##### Supplied records
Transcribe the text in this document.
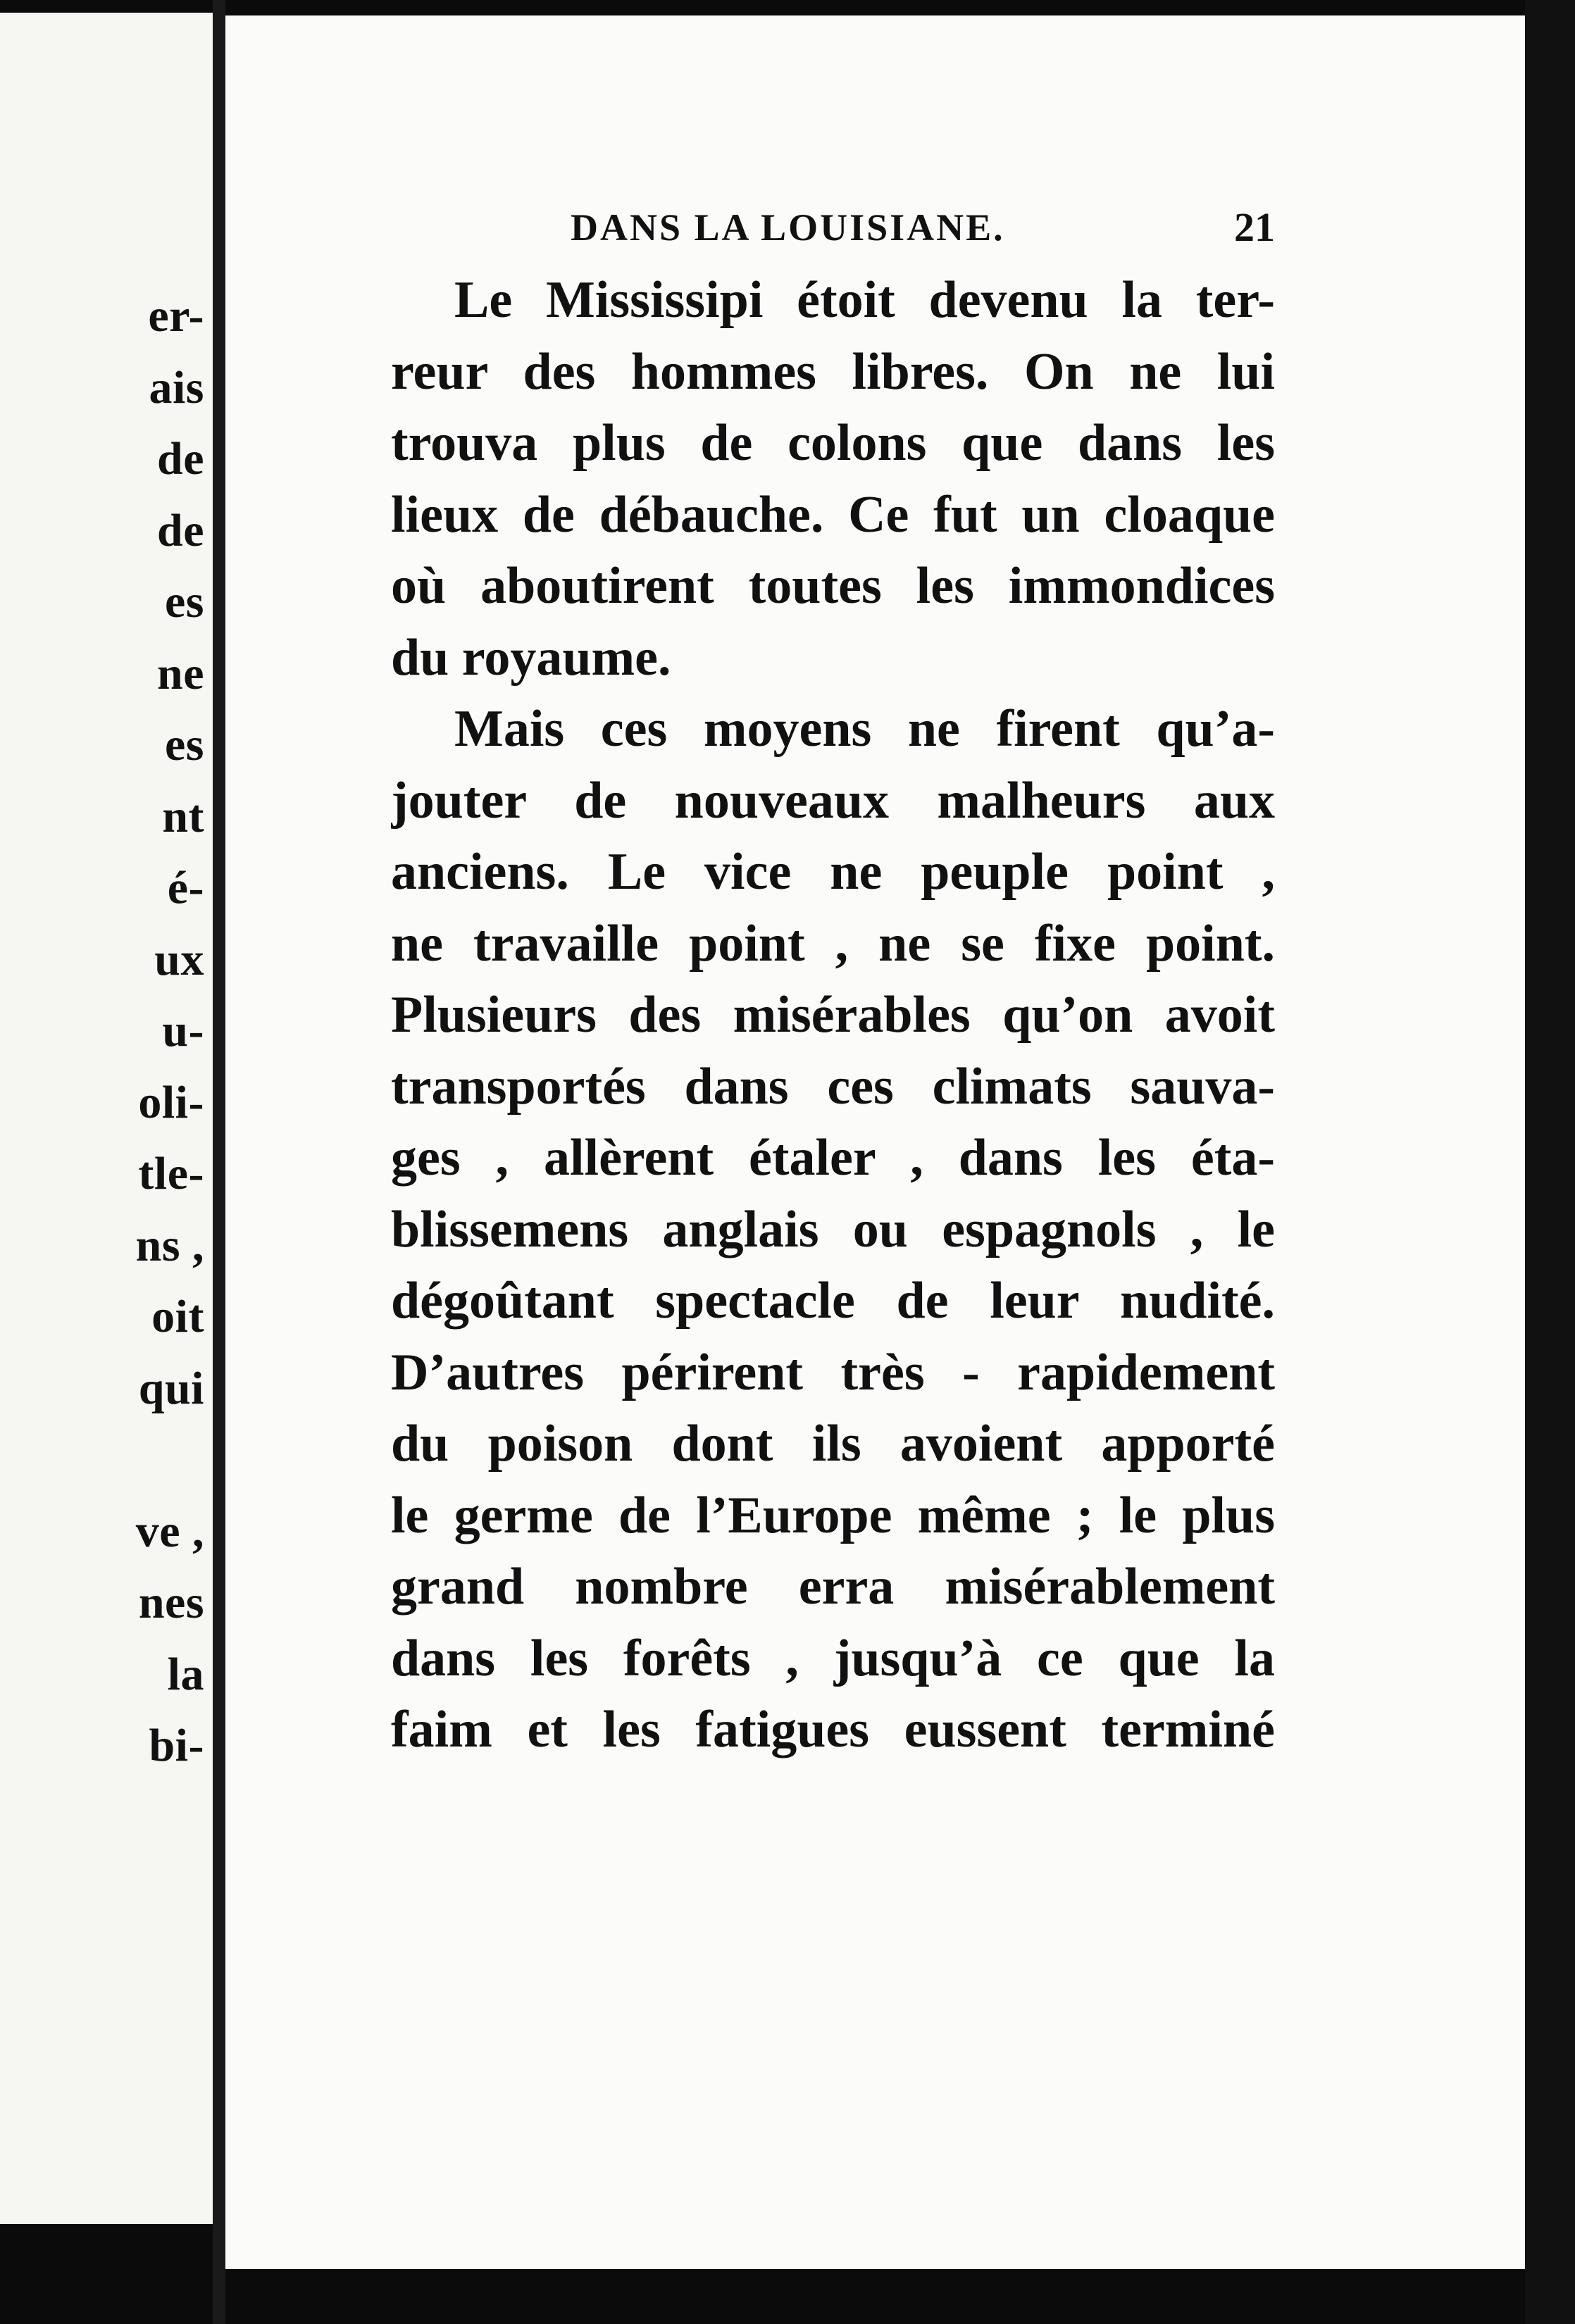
er-
ais
de
de
es
ne
es
nt
é-
ux
u-
oli-
tle-
ns ,
oit
qui
ve ,
nes
la
bi-
DANS LA LOUISIANE.	21
Le Mississipi étoit devenu la ter-
reur des hommes libres. On ne lui
trouva plus de colons que dans les
lieux de débauche. Ce fut un cloaque
où aboutirent toutes les immondices
du royaume.
Mais ces moyens ne firent qu’a-
jouter de nouveaux malheurs aux
anciens. Le vice ne peuple point ,
ne travaille point , ne se fixe point.
Plusieurs des misérables qu’on avoit
transportés dans ces climats sauva-
ges , allèrent étaler , dans les éta-
blissemens anglais ou espagnols , le
dégoûtant spectacle de leur nudité.
D’autres périrent très - rapidement
du poison dont ils avoient apporté
le germe de l’Europe même ; le plus
grand nombre erra misérablement
dans les forêts , jusqu’à ce que la
faim et les fatigues eussent terminé
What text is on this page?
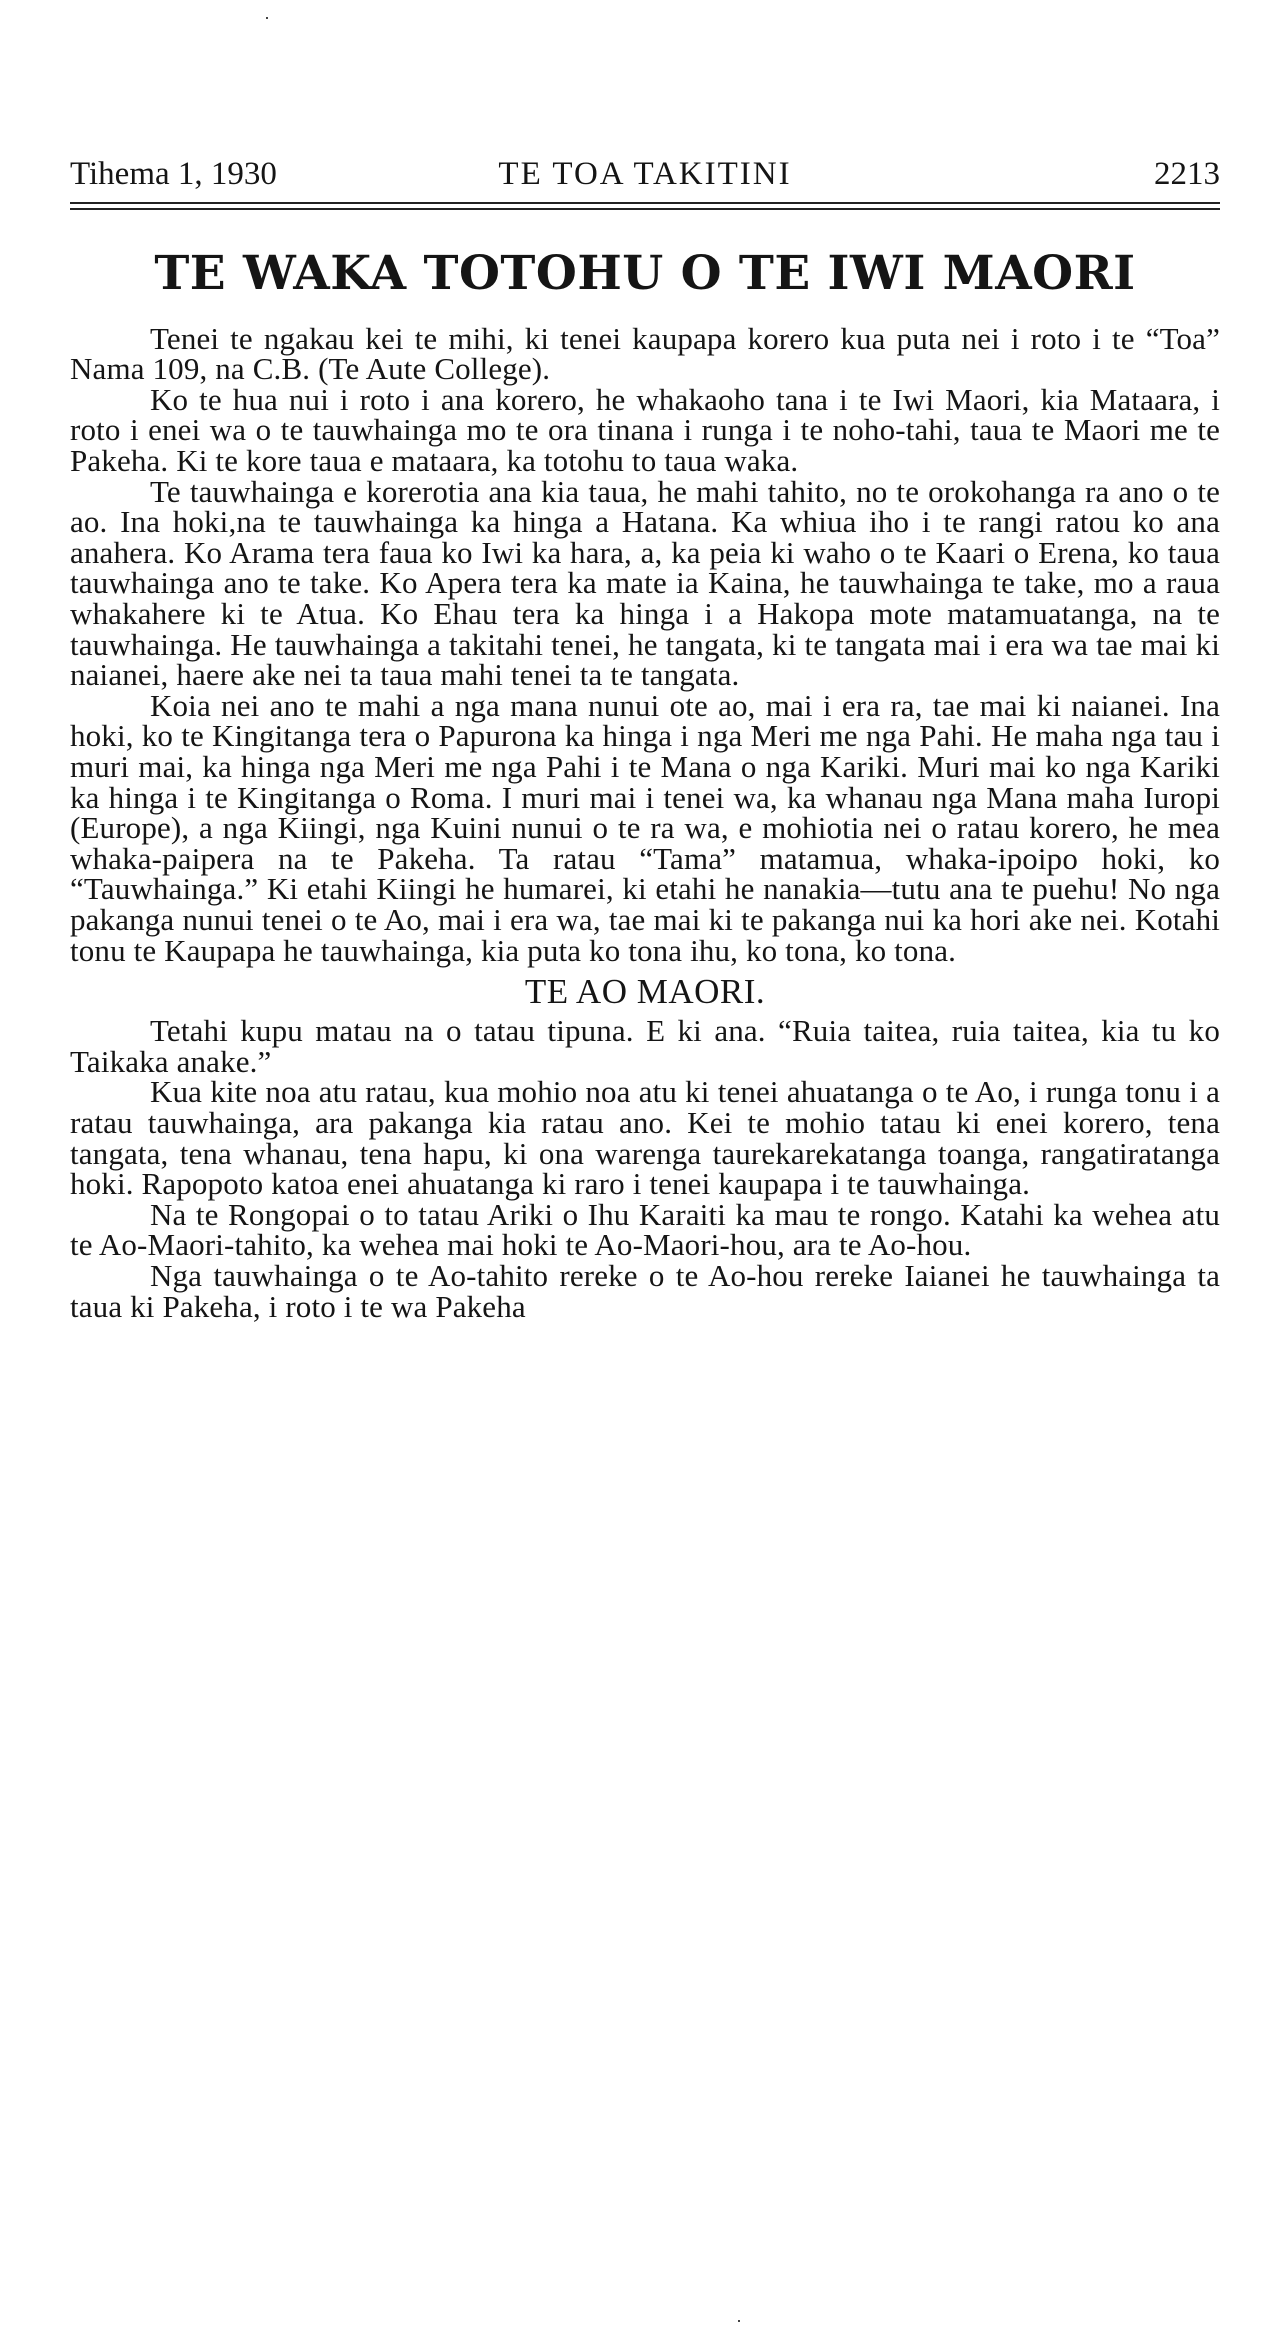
Tihema 1, 1930	TE TOA TAKITINI	2213
TE WAKA TOTOHU O TE IWI MAORI

Tenei te ngakau kei te mihi, ki tenei kaupapa korero kua puta nei i roto i te “Toa” Nama 109, na C.B. (Te Aute College).

Ko te hua nui i roto i ana korero, he whakaoho tana i te Iwi Maori, kia Mataara, i roto i enei wa o te tauwhainga mo te ora tinana i runga i te noho-tahi, taua te Maori me te Pakeha. Ki te kore taua e mataara, ka totohu to taua waka.

Te tauwhainga e korerotia ana kia taua, he mahi tahito, no te orokohanga ra ano o te ao. Ina hoki,na te tauwhainga ka hinga a Hatana. Ka whiua iho i te rangi ratou ko ana anahera. Ko Arama tera faua ko Iwi ka hara, a, ka peia ki waho o te Kaari o Erena, ko taua tauwhainga ano te take. Ko Apera tera ka mate ia Kaina, he tauwhainga te take, mo a raua whakahere ki te Atua. Ko Ehau tera ka hinga i a Hakopa mote matamuatanga, na te tauwhainga. He tauwhainga a takitahi tenei, he tangata, ki te tangata mai i era wa tae mai ki naianei, haere ake nei ta taua mahi tenei ta te tangata.

Koia nei ano te mahi a nga mana nunui ote ao, mai i era ra, tae mai ki naianei. Ina hoki, ko te Kingitanga tera o Papurona ka hinga i nga Meri me nga Pahi. He maha nga tau i muri mai, ka hinga nga Meri me nga Pahi i te Mana o nga Kariki. Muri mai ko nga Kariki ka hinga i te Kingitanga o Roma. I muri mai i tenei wa, ka whanau nga Mana maha Iuropi (Europe), a nga Kiingi, nga Kuini nunui o te ra wa, e mohiotia nei o ratau korero, he mea whaka-paipera na te Pakeha. Ta ratau “Tama” matamua, whaka-ipoipo hoki, ko “Tauwhainga.” Ki etahi Kiingi he humarei, ki etahi he nanakia—tutu ana te puehu! No nga pakanga nunui tenei o te Ao, mai i era wa, tae mai ki te pakanga nui ka hori ake nei. Kotahi tonu te Kaupapa he tauwhainga, kia puta ko tona ihu, ko tona, ko tona.

TE AO MAORI.

Tetahi kupu matau na o tatau tipuna. E ki ana. “Ruia taitea, ruia taitea, kia tu ko Taikaka anake.”

Kua kite noa atu ratau, kua mohio noa atu ki tenei ahuatanga o te Ao, i runga tonu i a ratau tauwhainga, ara pakanga kia ratau ano. Kei te mohio tatau ki enei korero, tena tangata, tena whanau, tena hapu, ki ona warenga taurekarekatanga toanga, rangatiratanga hoki. Rapopoto katoa enei ahuatanga ki raro i tenei kaupapa i te tauwhainga.

Na te Rongopai o to tatau Ariki o Ihu Karaiti ka mau te rongo. Katahi ka wehea atu te Ao-Maori-tahito, ka wehea mai hoki te Ao-Maori-hou, ara te Ao-hou.

Nga tauwhainga o te Ao-tahito rereke o te Ao-hou rereke Iaianei he tauwhainga ta taua ki Pakeha, i roto i te wa Pakeha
##########
* _Requirements_: Return a copy of every line that includes the word "point".

* _Exercise result_:
anciens. Le vice ne peuple point ,
ne travaille point , ne se fixe point.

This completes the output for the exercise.